Every line that contains the word "населению" should be copied.

- - - - - - -

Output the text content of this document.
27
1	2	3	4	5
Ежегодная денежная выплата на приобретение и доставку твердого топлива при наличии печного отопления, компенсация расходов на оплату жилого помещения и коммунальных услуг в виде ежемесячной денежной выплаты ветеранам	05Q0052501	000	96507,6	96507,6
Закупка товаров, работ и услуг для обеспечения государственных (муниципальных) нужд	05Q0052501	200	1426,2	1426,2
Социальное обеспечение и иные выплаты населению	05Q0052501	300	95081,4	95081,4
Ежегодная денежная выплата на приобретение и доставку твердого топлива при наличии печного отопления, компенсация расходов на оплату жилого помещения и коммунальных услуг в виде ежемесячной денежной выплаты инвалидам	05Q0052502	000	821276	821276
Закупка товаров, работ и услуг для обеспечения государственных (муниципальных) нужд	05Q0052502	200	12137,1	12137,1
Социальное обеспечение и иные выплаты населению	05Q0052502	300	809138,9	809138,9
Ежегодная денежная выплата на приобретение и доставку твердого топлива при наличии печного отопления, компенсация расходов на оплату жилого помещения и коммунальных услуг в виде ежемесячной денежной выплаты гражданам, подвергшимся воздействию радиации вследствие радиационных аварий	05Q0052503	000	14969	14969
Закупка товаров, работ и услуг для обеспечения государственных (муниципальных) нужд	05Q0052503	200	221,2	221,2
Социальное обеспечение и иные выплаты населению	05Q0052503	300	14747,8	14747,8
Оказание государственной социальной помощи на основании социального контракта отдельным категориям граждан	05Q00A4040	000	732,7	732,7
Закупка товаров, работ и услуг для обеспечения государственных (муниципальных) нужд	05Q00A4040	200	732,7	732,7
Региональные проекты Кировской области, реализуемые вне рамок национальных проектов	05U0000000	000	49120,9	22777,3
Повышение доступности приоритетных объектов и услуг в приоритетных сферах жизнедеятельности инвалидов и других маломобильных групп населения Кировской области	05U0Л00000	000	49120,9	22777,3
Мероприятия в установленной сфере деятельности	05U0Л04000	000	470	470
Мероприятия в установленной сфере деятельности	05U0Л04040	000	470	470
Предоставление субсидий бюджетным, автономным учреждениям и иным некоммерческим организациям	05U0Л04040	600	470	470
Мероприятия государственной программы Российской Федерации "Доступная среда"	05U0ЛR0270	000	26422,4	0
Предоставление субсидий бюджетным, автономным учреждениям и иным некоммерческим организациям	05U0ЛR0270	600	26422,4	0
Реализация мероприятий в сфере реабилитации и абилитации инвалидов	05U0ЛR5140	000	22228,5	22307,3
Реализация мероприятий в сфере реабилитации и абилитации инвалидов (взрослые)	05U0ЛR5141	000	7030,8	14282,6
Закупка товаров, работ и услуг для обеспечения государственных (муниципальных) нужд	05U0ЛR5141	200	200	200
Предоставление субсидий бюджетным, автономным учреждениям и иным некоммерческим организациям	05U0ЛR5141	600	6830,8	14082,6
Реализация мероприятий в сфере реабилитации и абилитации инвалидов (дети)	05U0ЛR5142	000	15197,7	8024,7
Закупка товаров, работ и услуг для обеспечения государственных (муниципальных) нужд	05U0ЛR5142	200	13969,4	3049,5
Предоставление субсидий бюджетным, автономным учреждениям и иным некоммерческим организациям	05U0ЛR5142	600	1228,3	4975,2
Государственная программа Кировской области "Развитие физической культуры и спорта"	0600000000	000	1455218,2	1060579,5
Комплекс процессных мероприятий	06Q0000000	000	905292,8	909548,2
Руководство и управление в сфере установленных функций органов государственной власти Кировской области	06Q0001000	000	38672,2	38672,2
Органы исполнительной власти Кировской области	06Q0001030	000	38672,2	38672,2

- - - - - - -

**ANSWER BELOW**
Социальное обеспечение и иные выплаты населению	05Q0052501	300	95081,4	95081,4
Социальное обеспечение и иные выплаты населению	05Q0052502	300	809138,9	809138,9
Социальное обеспечение и иные выплаты населению	05Q0052503	300	14747,8	14747,8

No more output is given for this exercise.